WORK TO DO ::
Set the listing down again exactly, please, apart from its pictures.

DATASET EXTRACT ::
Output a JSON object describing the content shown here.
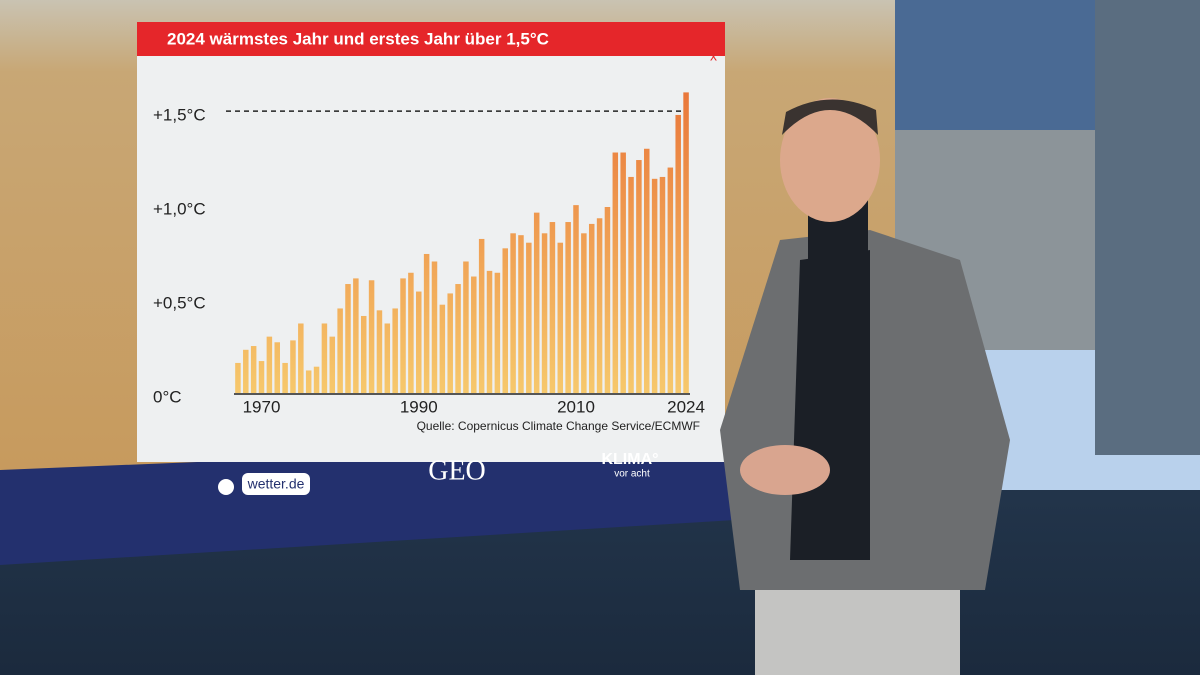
{
  "chart_data": {
    "type": "bar",
    "title": "2024 wärmstes Jahr und erstes Jahr über 1,5°C",
    "source": "Quelle: Copernicus Climate Change Service/ECMWF",
    "categories": [
      null,
      null,
      null,
      "1970",
      null,
      null,
      null,
      null,
      null,
      null,
      null,
      null,
      null,
      null,
      null,
      null,
      null,
      null,
      null,
      null,
      null,
      null,
      null,
      "1990",
      null,
      null,
      null,
      null,
      null,
      null,
      null,
      null,
      null,
      null,
      null,
      null,
      null,
      null,
      null,
      null,
      null,
      null,
      null,
      "2010",
      null,
      null,
      null,
      null,
      null,
      null,
      null,
      null,
      null,
      null,
      null,
      null,
      null,
      "2024"
    ],
    "values": [
      0.16,
      0.23,
      0.25,
      0.17,
      0.3,
      0.27,
      0.16,
      0.28,
      0.37,
      0.12,
      0.14,
      0.37,
      0.3,
      0.45,
      0.58,
      0.61,
      0.41,
      0.6,
      0.44,
      0.37,
      0.45,
      0.61,
      0.64,
      0.54,
      0.74,
      0.7,
      0.47,
      0.53,
      0.58,
      0.7,
      0.62,
      0.82,
      0.65,
      0.64,
      0.77,
      0.85,
      0.84,
      0.8,
      0.96,
      0.85,
      0.91,
      0.8,
      0.91,
      1.0,
      0.85,
      0.9,
      0.93,
      0.99,
      1.28,
      1.28,
      1.15,
      1.24,
      1.3,
      1.14,
      1.15,
      1.2,
      1.48,
      1.6
    ],
    "color": "#e9773a",
    "ylim": [
      0,
      1.65
    ],
    "yticks": [
      {
        "value": 0,
        "label": "0°C"
      },
      {
        "value": 0.5,
        "label": "+0,5°C"
      },
      {
        "value": 1.0,
        "label": "+1,0°C"
      },
      {
        "value": 1.5,
        "label": "+1,5°C"
      }
    ],
    "threshold": 1.5,
    "grid": false
  },
  "close": "x",
  "logos": [
    "wetter.de",
    "GEO",
    "KLIMA°",
    "vor acht"
  ]
}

TASK ANSWER ::
Output a JSON object describing the content shown here.
{
  "chart_data": {
    "type": "bar",
    "title": "2024 wärmstes Jahr und erstes Jahr über 1,5°C",
    "source": "Quelle: Copernicus Climate Change Service/ECMWF",
    "categories": [
      null,
      null,
      null,
      "1970",
      null,
      null,
      null,
      null,
      null,
      null,
      null,
      null,
      null,
      null,
      null,
      null,
      null,
      null,
      null,
      null,
      null,
      null,
      null,
      "1990",
      null,
      null,
      null,
      null,
      null,
      null,
      null,
      null,
      null,
      null,
      null,
      null,
      null,
      null,
      null,
      null,
      null,
      null,
      null,
      "2010",
      null,
      null,
      null,
      null,
      null,
      null,
      null,
      null,
      null,
      null,
      null,
      null,
      null,
      "2024"
    ],
    "values": [
      0.16,
      0.23,
      0.25,
      0.17,
      0.3,
      0.27,
      0.16,
      0.28,
      0.37,
      0.12,
      0.14,
      0.37,
      0.3,
      0.45,
      0.58,
      0.61,
      0.41,
      0.6,
      0.44,
      0.37,
      0.45,
      0.61,
      0.64,
      0.54,
      0.74,
      0.7,
      0.47,
      0.53,
      0.58,
      0.7,
      0.62,
      0.82,
      0.65,
      0.64,
      0.77,
      0.85,
      0.84,
      0.8,
      0.96,
      0.85,
      0.91,
      0.8,
      0.91,
      1.0,
      0.85,
      0.9,
      0.93,
      0.99,
      1.28,
      1.28,
      1.15,
      1.24,
      1.3,
      1.14,
      1.15,
      1.2,
      1.48,
      1.6
    ],
    "color": "#e9773a",
    "ylim": [
      0,
      1.65
    ],
    "yticks": [
      {
        "value": 0,
        "label": "0°C"
      },
      {
        "value": 0.5,
        "label": "+0,5°C"
      },
      {
        "value": 1.0,
        "label": "+1,0°C"
      },
      {
        "value": 1.5,
        "label": "+1,5°C"
      }
    ],
    "threshold": 1.5,
    "grid": false
  },
  "close": "x",
  "logos": [
    "wetter.de",
    "GEO",
    "KLIMA°",
    "vor acht"
  ]
}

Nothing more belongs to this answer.